++++ Provided text

# Creating ventilation holes in plastic containers



## the nature boy (May 29, 2008)

I've tried to create ventilation holes with a drill which created a multitude of cracks to accompany the holes.  Any suggestions for how else to make holes?

--the nature boy


----------



## crpy (May 29, 2008)

the nature boy said:


> I've tried to create ventilation holes with a drill which created a multitude of cracks to accompany the holes.  Any suggestions for how else to make holes?
> 
> --the nature boy


There is a thread on this somewhere, but I like to heat a 1/8 metal rod and melt through, that way I do not get cracks. just pick the melted pieces off.
crpy


----------



## Nerri1029 (May 29, 2008)

I have used the following methods:

- reg drill.

- high speed dremmel tool

- melting with hot wire etc.


all have their problems.

++++++++
++++ Material supplied

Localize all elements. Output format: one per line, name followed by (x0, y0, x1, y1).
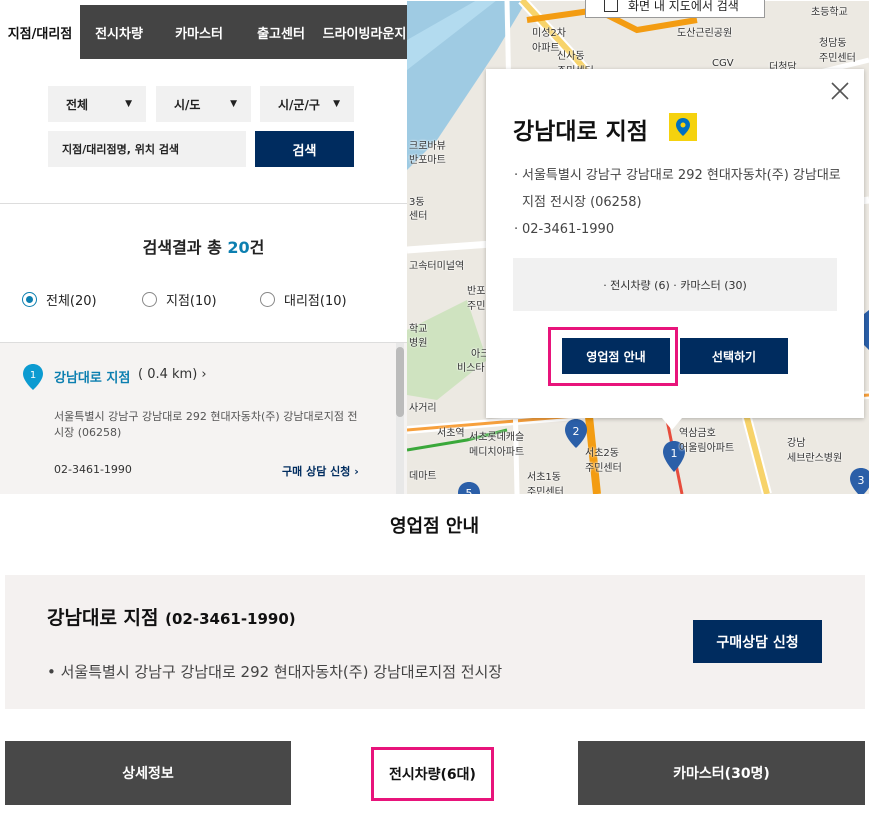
radio-all[interactable]: 전체(20) (22, 290, 142, 309)
result-list: 1 강남대로 지점 ( 0.4 km) › 서울특별시 강남구 강남대로 292… (0, 342, 407, 494)
map-label: 사거리 (409, 403, 437, 414)
select-button[interactable]: 선택하기 (680, 338, 788, 374)
result-count-title: 검색결과 총 20건 (0, 234, 407, 258)
radio-branch-label: 지점(10) (166, 294, 217, 309)
map-label: 비스타 (457, 363, 485, 374)
branch-popup: 강남대로 지점 서울특별시 강남구 강남대로 292 현대자동차(주) 강남대로… (486, 69, 864, 430)
map-label: CGV (712, 58, 734, 69)
map-marker-3[interactable]: 3 (850, 468, 869, 494)
map-label: 학교 (409, 324, 428, 335)
map-pin-icon: 1 (23, 364, 43, 390)
list-item-distance: ( 0.4 km) › (138, 367, 207, 382)
tab-delivery-center[interactable]: 출고센터 (240, 5, 322, 59)
result-title-prefix: 검색결과 총 (142, 238, 228, 257)
search-in-map-checkbox[interactable]: 화면 내 지도에서 검색 (585, 0, 765, 18)
map-marker-3-label: 3 (858, 474, 865, 487)
tab-detail-info[interactable]: 상세정보 (5, 741, 291, 805)
tab-branch[interactable]: 지점/대리점 (0, 5, 80, 59)
map-marker-1-label: 1 (671, 447, 678, 460)
radio-agency[interactable]: 대리점(10) (260, 290, 347, 309)
map-marker-2-label: 2 (573, 425, 580, 438)
popup-title: 강남대로 지점 (513, 119, 648, 145)
list-item-distance-text: ( 0.4 km) (138, 367, 198, 382)
tab-display-vehicles[interactable]: 전시차량(6대) (371, 747, 494, 801)
chevron-right-icon: › (354, 465, 359, 478)
store-phone: (02-3461-1990) (165, 610, 296, 628)
map-label: 초등학교 (811, 7, 848, 18)
search-input[interactable] (48, 131, 246, 167)
map-label: 청담동 주민센터 (819, 38, 856, 64)
result-title-suffix: 건 (249, 238, 265, 257)
map-label: 데마트 (409, 471, 437, 482)
list-item-address: 서울특별시 강남구 강남대로 292 현대자동차(주) 강남대로지점 전시장 (… (54, 410, 358, 439)
radio-unchecked-icon[interactable] (142, 292, 157, 307)
search-button[interactable]: 검색 (255, 131, 354, 167)
caret-down-icon: ▼ (125, 99, 132, 109)
map-label: 서초롯데캐슬 메디치아파트 (469, 432, 525, 458)
divider (0, 203, 407, 204)
purchase-consult-label: 구매 상담 신청 (282, 465, 351, 478)
popup-stock-info: · 전시차량 (6) · 카마스터 (30) (513, 258, 837, 311)
tab-car-masters[interactable]: 카마스터(30명) (578, 741, 865, 805)
district-select[interactable]: 시/군/구 ▼ (260, 86, 354, 122)
left-panel: 지점/대리점 전시차량 카마스터 출고센터 드라이빙라운지 전체 ▼ 시/도 ▼… (0, 0, 407, 494)
popup-tail (662, 418, 682, 430)
province-select[interactable]: 시/도 ▼ (156, 86, 251, 122)
radio-unchecked-icon[interactable] (260, 292, 275, 307)
checkbox-icon[interactable] (604, 0, 618, 12)
branch-info-button[interactable]: 영업점 안내 (562, 338, 670, 374)
result-count: 20 (227, 238, 250, 257)
type-select-value: 전체 (66, 97, 89, 112)
map-label: 도산근린공원 (677, 28, 733, 39)
radio-branch[interactable]: 지점(10) (142, 290, 260, 309)
radio-all-label: 전체(20) (46, 294, 97, 309)
tab-car-master[interactable]: 카마스터 (158, 5, 240, 59)
map-label: 서초1동 주민센터 (527, 472, 564, 494)
store-name-text: 강남대로 지점 (47, 607, 159, 629)
popup-phone: 02-3461-1990 (514, 216, 844, 243)
type-select[interactable]: 전체 ▼ (48, 86, 146, 122)
map-label: 역삼금호 어울림아파트 (679, 428, 735, 454)
popup-address: 서울특별시 강남구 강남대로 292 현대자동차(주) 강남대로 지점 전시장 … (514, 162, 844, 216)
filter-radios: 전체(20) 지점(10) 대리점(10) (22, 290, 347, 309)
map-label: 서초역 (437, 428, 465, 439)
list-pin-number: 1 (30, 370, 36, 381)
store-name: 강남대로 지점 (02-3461-1990) (47, 603, 296, 630)
map-marker-5[interactable]: 5 (458, 482, 480, 494)
map-label: 서초2동 주민센터 (585, 448, 622, 474)
radio-agency-label: 대리점(10) (284, 294, 347, 309)
category-tabs: 지점/대리점 전시차량 카마스터 출고센터 드라이빙라운지 (0, 5, 407, 59)
list-item-name[interactable]: 강남대로 지점 (54, 367, 130, 386)
tab-driving-lounge[interactable]: 드라이빙라운지 (322, 5, 407, 59)
store-address: • 서울특별시 강남구 강남대로 292 현대자동차(주) 강남대로지점 전시장 (47, 663, 503, 681)
section-title: 영업점 안내 (389, 516, 480, 537)
location-pin-icon (669, 113, 697, 141)
map-label: 병원 (409, 338, 428, 349)
map-label: 고속터미널역 (409, 261, 465, 272)
map-label: 강남 세브란스병원 (787, 438, 843, 464)
map-marker-2[interactable]: 2 (565, 419, 587, 448)
search-in-map-label: 화면 내 지도에서 검색 (628, 0, 739, 13)
tab-display-car[interactable]: 전시차량 (80, 5, 158, 59)
map-label: 크로바뷰 (409, 141, 446, 152)
map-label: 반포 주민 (467, 286, 486, 312)
map-marker-5-label: 5 (466, 487, 473, 494)
purchase-consult-button[interactable]: 구매상담 신청 (693, 620, 822, 663)
scrollbar-thumb[interactable] (396, 347, 404, 417)
map-label: 센터 (409, 211, 428, 222)
radio-checked-icon[interactable] (22, 292, 37, 307)
map-label: 반포마트 (409, 155, 446, 166)
caret-down-icon: ▼ (230, 99, 237, 109)
popup-details: 서울특별시 강남구 강남대로 292 현대자동차(주) 강남대로 지점 전시장 … (514, 162, 844, 243)
chevron-right-icon: › (201, 367, 207, 382)
province-select-value: 시/도 (174, 97, 201, 112)
caret-down-icon: ▼ (333, 99, 340, 109)
list-item-phone: 02-3461-1990 (54, 463, 132, 476)
store-summary: 강남대로 지점 (02-3461-1990) • 서울특별시 강남구 강남대로 … (5, 575, 865, 709)
close-icon[interactable] (830, 81, 850, 101)
purchase-consult-link[interactable]: 구매 상담 신청 › (282, 463, 359, 479)
map-label: 3동 (409, 197, 425, 208)
district-select-value: 시/군/구 (278, 97, 320, 112)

++++++++

#### Task details:
Write the next part of the forum thread on making ventilation holes in plastic containers, picking up right after its last sentence.

#### The response:
- reg drill is bad for brittle plastics. a SHARP bit is a requirement but you still run the risks of cracking

- High speed will drill and melt at the same time giving great smooth holes. but the bit get plugged with melted plastic 

- hot wire, the odor from this gets me sick. too much exposure to nasty organic substances I guess. but the safest method with respect to cracking or marring. ( USE VENTILATION !! )


----------



## Crazy0monkey (May 29, 2008)

Like i have the same problem with you sometimes. Took 2 containers, drilled one fine and cracked hte other> Its all about the ammount of presure you use. GO slower and it should be ok. I know it sucks and iv done it a few times. Melting holes can work 2 but iv never done it


----------



## Moltar (May 29, 2008)

If you want to use a drill, put masking tape on the area you'll be drilling and then just go SLOW. Using a new, sharp bit obviously helps as well. As a side note, you can draw lines on the tape and make little marks where you're going to drill so your holes are nice and symmetrical.


----------



## peterUK (May 29, 2008)

I use a soldering iron in a ventilated room, works for me  

I use the type with the pointed tip rather than flat screwdriver type because you can use the very tip for small holes (slings) and the varying length of the rest for different sized holes.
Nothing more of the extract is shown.